Entries with figure data:

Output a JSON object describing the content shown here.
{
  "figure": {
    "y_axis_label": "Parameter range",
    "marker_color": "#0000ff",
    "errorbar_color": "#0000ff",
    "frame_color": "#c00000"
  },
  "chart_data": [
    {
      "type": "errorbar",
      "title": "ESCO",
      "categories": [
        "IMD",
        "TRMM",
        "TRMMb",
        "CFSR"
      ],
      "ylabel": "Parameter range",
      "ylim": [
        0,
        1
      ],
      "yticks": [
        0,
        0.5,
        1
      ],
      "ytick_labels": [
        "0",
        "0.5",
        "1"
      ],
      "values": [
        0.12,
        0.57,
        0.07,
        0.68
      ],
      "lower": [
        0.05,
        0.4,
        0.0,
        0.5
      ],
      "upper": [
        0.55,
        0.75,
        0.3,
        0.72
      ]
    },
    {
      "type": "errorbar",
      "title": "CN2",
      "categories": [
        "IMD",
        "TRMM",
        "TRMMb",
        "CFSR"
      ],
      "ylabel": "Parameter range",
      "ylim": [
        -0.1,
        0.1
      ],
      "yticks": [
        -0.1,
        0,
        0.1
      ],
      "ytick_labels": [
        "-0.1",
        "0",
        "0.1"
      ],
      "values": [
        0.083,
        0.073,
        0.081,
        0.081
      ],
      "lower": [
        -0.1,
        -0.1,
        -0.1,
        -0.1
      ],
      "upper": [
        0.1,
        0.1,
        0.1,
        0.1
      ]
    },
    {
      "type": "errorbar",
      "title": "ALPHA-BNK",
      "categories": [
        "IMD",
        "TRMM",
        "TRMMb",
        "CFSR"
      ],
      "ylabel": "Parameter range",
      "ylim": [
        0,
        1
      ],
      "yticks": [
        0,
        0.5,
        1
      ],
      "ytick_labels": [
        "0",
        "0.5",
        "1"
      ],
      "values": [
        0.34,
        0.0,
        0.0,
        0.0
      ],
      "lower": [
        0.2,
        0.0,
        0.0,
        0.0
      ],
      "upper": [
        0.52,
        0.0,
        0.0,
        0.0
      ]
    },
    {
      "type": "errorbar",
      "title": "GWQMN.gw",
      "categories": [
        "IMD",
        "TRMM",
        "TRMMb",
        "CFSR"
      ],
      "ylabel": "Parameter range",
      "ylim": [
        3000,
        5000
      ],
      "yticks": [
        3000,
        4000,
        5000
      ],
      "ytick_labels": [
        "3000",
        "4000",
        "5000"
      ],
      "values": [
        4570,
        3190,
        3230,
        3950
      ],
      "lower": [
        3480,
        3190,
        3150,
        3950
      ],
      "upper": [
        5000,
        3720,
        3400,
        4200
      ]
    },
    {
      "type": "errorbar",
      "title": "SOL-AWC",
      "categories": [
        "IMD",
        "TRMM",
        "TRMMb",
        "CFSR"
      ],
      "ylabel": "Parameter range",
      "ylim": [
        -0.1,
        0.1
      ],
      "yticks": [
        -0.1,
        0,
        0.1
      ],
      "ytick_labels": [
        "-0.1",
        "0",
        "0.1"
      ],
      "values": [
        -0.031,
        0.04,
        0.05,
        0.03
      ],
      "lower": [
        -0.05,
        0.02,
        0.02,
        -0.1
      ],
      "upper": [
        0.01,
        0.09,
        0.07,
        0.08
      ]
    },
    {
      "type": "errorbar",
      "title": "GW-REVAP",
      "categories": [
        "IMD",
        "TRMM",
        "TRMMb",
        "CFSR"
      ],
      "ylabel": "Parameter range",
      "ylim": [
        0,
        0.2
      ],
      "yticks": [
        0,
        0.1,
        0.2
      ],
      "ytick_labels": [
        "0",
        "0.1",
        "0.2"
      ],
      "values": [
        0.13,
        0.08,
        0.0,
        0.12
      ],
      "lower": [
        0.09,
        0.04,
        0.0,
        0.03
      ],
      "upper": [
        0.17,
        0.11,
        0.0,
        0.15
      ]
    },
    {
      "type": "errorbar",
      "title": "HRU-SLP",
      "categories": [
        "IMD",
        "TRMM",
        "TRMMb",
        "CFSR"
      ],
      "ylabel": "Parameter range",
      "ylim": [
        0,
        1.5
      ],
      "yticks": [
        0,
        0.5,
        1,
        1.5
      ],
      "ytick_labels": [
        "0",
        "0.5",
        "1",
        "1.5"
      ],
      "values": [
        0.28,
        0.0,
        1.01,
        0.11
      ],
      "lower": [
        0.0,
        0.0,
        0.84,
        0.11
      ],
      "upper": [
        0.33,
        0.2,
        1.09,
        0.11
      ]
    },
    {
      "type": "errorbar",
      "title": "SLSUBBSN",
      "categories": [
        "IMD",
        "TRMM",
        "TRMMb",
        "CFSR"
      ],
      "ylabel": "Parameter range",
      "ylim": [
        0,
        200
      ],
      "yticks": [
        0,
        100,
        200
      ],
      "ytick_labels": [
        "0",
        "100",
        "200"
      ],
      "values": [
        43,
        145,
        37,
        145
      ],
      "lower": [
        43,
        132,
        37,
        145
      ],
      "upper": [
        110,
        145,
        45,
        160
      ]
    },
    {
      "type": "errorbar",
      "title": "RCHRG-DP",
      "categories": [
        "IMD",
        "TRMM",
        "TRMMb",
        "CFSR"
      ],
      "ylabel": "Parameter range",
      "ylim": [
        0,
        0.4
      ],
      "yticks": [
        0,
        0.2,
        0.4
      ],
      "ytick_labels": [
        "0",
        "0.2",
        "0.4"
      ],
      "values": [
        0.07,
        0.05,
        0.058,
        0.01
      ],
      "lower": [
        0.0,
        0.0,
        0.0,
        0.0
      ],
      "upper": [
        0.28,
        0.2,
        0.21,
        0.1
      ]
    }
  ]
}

→ **Exercise directions**:
Search the listing for the word "title" and return each line that holds it.

→ **Solution to this task**:
      "title": "ESCO",
      "title": "CN2",
      "title": "ALPHA-BNK",
      "title": "GWQMN.gw",
      "title": "SOL-AWC",
      "title": "GW-REVAP",
      "title": "HRU-SLP",
      "title": "SLSUBBSN",
      "title": "RCHRG-DP",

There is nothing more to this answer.